TASK DESCRIPTION
In the records below, work out how many lines hold the word "would". Report the number alone.

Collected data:
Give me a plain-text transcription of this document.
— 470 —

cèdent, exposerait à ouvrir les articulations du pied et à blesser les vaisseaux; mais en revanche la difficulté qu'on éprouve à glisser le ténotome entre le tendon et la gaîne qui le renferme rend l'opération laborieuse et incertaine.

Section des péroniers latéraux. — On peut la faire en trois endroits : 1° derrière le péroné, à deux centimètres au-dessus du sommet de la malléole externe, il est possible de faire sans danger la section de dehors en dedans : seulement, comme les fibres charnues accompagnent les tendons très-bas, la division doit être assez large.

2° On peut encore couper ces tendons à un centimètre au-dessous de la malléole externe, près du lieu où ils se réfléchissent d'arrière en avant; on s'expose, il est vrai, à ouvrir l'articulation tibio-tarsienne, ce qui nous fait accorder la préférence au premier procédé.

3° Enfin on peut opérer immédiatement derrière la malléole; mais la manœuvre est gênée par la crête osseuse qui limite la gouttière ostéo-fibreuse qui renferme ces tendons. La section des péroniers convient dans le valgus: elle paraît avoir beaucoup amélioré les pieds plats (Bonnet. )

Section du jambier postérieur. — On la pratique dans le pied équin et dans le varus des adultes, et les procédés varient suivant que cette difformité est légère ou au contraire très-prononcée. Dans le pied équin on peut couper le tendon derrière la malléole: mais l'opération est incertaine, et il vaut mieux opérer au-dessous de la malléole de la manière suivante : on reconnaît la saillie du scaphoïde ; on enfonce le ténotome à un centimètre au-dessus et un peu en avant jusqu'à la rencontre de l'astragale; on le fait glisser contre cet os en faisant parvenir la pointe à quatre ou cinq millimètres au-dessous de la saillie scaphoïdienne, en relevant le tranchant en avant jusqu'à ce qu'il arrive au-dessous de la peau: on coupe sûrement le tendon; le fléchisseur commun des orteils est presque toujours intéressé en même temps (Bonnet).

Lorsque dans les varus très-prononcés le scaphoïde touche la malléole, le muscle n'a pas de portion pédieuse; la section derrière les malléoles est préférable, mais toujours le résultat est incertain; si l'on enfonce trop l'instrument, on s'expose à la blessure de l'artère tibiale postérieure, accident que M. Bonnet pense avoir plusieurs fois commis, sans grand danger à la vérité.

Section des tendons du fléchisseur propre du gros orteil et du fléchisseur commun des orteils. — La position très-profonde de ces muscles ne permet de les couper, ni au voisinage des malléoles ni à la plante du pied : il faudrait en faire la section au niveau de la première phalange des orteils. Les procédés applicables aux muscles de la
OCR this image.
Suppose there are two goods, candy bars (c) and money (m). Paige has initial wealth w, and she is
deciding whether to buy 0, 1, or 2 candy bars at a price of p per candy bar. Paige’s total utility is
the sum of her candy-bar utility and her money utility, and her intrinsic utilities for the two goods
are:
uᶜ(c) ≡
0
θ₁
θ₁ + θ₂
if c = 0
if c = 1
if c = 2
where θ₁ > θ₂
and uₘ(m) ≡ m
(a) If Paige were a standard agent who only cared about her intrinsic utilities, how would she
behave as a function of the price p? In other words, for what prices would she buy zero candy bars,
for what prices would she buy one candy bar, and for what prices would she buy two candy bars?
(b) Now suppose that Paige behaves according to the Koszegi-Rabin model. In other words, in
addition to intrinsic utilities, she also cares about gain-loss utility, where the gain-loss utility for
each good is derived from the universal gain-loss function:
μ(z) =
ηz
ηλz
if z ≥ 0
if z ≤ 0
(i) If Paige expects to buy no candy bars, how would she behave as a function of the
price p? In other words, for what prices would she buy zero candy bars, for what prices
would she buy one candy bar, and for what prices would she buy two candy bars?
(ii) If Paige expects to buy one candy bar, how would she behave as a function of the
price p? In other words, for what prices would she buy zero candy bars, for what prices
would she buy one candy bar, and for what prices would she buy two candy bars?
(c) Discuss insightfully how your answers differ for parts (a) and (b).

EXERCISE ANSWER
9